■ Short exercise ■
In the listing below, count each line containing "MILES" and answer with the count only.

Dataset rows

--- Start ---

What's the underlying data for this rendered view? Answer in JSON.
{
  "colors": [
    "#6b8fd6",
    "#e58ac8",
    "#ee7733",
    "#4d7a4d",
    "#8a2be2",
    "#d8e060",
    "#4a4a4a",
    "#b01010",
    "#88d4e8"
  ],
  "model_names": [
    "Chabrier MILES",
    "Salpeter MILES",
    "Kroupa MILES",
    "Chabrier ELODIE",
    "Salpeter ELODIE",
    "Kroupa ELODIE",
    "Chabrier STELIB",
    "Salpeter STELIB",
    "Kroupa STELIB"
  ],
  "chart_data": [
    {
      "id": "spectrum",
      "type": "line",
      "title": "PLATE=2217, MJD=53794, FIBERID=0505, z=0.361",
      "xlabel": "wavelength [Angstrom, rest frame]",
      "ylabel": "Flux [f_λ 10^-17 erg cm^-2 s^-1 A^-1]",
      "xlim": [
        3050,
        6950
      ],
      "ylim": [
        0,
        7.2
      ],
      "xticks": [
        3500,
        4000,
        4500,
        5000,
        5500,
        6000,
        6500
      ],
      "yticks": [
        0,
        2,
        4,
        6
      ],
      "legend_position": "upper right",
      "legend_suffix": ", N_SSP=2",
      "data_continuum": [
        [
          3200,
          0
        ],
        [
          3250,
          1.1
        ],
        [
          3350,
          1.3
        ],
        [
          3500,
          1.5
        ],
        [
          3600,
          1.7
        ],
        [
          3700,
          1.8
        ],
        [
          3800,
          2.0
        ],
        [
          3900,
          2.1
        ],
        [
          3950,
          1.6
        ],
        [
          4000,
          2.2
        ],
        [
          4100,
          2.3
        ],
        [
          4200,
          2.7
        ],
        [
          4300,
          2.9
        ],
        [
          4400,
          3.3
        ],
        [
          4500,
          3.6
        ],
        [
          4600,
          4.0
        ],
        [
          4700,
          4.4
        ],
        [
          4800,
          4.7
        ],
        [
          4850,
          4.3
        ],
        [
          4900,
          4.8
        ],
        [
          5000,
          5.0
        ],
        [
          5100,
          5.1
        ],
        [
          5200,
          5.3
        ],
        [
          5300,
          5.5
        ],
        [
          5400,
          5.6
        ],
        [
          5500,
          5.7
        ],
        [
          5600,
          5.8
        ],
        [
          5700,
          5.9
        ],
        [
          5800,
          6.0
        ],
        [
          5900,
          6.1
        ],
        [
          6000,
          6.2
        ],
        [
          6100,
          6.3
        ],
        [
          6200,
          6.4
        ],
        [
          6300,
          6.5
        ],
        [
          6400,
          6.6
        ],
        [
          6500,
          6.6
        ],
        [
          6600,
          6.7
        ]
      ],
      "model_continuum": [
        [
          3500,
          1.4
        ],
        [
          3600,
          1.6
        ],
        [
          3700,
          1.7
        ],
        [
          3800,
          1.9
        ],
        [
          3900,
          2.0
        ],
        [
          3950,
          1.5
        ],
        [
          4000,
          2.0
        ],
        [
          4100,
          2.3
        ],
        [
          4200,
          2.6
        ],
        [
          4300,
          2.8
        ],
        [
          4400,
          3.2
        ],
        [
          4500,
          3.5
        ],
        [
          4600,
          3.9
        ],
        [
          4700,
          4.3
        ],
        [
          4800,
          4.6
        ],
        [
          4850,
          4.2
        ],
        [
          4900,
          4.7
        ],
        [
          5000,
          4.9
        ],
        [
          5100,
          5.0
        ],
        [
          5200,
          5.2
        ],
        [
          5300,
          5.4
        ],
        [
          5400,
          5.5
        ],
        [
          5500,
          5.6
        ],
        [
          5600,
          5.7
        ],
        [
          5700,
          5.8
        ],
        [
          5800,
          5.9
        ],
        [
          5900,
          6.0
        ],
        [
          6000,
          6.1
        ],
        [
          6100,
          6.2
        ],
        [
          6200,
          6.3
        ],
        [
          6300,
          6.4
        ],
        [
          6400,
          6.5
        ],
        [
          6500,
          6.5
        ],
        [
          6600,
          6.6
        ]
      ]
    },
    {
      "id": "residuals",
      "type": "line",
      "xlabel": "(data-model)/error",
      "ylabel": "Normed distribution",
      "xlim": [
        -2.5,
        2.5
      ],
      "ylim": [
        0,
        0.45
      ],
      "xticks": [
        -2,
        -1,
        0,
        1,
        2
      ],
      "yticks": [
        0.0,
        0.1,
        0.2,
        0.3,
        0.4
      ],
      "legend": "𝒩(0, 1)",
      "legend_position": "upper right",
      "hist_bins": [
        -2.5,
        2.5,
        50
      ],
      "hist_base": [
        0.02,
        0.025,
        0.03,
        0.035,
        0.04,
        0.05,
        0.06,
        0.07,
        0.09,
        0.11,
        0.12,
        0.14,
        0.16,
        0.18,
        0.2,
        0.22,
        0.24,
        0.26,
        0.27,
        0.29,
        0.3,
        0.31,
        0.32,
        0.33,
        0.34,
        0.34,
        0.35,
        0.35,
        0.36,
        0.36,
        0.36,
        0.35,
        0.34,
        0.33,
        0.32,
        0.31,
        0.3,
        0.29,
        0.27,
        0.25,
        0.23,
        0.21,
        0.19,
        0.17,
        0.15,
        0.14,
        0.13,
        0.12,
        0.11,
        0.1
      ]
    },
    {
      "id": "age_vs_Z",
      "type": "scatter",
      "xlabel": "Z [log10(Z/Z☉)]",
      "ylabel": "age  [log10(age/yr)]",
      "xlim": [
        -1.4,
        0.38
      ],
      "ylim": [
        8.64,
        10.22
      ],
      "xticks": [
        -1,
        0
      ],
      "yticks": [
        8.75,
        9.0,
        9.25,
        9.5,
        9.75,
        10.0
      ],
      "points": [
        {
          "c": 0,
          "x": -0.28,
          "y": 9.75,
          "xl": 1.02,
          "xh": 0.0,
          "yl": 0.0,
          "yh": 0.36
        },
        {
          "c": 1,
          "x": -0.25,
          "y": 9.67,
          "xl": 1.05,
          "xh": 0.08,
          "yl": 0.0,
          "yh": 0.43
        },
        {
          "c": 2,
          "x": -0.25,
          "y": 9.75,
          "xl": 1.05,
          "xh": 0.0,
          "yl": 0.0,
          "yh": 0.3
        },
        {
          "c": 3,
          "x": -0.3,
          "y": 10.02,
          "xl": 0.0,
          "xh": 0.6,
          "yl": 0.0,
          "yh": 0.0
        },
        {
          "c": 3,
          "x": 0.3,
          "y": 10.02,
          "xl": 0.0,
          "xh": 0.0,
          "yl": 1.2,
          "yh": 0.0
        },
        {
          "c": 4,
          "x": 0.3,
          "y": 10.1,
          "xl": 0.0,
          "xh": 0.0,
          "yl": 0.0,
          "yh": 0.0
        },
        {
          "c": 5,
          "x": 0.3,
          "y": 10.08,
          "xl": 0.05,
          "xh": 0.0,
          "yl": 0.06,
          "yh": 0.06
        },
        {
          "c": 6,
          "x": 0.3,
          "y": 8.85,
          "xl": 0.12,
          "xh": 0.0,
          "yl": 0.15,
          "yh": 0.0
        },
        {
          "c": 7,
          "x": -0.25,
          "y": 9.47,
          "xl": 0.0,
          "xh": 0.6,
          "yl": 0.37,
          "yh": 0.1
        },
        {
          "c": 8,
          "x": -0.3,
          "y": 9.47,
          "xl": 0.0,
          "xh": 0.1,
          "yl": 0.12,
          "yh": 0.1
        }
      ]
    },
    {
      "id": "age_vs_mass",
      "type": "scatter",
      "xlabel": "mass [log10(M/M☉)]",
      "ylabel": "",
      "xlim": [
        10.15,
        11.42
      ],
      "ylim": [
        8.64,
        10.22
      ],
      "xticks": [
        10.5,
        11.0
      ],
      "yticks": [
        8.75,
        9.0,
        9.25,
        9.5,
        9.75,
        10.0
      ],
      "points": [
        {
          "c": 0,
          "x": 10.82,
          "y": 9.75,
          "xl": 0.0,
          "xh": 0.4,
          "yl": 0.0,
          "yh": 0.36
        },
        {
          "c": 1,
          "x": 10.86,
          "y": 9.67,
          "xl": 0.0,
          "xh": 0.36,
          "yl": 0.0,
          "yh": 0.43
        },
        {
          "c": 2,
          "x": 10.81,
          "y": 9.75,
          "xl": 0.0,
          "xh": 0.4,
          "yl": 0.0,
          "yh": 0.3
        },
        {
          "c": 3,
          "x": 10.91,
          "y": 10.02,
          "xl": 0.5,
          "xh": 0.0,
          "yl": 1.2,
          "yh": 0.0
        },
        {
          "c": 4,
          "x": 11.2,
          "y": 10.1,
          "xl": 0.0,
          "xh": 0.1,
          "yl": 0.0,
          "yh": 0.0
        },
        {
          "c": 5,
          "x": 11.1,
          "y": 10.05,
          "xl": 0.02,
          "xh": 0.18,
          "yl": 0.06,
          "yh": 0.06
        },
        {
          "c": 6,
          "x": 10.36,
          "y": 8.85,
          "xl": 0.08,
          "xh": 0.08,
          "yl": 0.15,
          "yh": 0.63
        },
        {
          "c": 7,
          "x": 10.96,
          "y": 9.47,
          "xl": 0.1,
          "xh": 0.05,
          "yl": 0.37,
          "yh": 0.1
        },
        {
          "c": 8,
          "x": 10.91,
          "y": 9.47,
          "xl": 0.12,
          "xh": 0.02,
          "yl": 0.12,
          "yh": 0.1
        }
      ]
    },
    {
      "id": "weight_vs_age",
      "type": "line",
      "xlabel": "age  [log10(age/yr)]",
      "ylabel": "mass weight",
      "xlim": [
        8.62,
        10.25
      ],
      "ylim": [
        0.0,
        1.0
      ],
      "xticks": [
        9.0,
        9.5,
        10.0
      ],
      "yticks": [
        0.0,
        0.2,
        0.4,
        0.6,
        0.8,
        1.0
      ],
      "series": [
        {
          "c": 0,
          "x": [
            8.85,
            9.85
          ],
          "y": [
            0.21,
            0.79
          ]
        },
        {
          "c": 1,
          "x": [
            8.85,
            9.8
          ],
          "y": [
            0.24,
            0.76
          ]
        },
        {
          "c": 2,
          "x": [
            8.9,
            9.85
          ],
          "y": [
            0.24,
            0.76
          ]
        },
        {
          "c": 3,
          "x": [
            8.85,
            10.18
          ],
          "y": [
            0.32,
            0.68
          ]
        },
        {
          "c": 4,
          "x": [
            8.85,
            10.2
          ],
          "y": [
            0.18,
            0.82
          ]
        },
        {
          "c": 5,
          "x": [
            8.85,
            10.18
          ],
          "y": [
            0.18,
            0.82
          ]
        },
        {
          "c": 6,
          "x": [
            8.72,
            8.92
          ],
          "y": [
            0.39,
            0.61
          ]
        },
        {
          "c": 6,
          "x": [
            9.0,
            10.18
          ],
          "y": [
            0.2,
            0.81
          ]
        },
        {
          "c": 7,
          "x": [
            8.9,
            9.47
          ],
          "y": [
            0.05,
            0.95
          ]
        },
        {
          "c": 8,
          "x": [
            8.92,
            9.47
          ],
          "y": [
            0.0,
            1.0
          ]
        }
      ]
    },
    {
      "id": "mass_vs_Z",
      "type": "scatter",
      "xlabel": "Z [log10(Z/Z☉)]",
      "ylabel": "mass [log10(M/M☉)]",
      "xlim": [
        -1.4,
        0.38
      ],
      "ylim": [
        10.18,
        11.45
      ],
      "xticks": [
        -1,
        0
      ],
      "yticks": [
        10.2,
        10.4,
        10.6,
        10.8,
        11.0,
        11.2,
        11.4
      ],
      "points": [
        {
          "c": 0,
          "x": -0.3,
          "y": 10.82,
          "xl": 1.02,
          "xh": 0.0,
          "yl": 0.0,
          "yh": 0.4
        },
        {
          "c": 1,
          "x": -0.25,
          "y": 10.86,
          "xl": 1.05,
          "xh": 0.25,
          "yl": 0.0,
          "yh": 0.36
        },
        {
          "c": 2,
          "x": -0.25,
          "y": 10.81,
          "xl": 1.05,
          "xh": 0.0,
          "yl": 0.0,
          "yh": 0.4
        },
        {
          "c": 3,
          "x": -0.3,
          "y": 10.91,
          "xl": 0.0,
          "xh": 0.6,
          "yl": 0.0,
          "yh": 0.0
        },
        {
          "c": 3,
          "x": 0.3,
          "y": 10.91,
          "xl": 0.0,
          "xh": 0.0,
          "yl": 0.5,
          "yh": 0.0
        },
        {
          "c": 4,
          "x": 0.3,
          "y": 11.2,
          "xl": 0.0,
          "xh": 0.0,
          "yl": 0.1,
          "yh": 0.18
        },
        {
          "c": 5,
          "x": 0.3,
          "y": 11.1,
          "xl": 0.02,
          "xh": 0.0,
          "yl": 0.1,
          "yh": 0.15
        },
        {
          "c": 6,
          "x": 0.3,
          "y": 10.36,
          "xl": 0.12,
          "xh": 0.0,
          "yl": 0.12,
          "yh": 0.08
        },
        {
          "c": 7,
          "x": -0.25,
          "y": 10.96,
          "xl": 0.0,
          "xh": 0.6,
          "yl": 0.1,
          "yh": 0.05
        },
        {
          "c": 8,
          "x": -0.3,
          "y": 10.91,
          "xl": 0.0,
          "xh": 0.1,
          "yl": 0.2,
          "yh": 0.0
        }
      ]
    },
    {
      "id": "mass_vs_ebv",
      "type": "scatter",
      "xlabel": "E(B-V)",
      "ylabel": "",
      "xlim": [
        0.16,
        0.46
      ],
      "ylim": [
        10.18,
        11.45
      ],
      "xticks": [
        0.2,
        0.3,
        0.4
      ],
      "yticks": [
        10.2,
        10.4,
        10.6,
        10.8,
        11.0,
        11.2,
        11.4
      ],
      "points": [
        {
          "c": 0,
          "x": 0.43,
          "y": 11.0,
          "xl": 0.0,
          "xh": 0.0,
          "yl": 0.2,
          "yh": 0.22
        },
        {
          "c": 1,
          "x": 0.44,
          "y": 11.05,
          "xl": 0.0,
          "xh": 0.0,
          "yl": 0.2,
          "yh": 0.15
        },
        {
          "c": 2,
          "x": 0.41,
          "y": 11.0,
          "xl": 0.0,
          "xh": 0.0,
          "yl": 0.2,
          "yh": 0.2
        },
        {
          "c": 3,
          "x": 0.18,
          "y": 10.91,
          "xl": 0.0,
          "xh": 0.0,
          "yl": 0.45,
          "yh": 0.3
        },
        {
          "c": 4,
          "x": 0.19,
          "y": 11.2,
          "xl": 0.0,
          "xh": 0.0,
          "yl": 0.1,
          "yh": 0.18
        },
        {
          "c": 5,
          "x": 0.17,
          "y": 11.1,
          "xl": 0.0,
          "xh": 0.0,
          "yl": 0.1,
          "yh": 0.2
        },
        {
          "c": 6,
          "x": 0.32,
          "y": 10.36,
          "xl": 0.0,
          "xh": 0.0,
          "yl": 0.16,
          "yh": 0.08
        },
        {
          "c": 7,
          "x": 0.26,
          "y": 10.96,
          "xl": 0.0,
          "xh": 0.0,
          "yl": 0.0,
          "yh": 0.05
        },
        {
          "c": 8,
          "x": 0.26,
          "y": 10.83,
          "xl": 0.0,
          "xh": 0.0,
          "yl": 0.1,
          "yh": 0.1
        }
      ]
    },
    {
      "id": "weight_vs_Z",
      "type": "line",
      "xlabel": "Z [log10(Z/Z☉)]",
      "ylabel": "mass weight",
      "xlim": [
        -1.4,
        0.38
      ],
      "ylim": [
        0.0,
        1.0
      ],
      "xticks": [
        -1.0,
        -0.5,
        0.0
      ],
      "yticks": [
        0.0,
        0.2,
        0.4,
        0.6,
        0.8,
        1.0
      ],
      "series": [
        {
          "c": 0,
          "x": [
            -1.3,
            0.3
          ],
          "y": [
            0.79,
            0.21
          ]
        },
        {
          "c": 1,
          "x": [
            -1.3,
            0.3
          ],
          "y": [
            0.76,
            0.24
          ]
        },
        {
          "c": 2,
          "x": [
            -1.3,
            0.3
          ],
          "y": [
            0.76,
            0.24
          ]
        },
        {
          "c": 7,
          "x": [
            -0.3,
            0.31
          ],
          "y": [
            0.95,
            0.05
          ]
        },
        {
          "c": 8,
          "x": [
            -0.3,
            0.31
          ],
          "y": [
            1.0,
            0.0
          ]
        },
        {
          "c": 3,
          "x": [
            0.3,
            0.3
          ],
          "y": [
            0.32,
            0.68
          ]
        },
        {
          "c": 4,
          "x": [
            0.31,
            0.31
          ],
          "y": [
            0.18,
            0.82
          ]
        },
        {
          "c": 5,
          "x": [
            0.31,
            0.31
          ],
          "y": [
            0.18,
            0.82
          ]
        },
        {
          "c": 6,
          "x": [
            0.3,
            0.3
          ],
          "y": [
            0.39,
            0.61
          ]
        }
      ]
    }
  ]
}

--- End ---

■ Solution for this task ■
3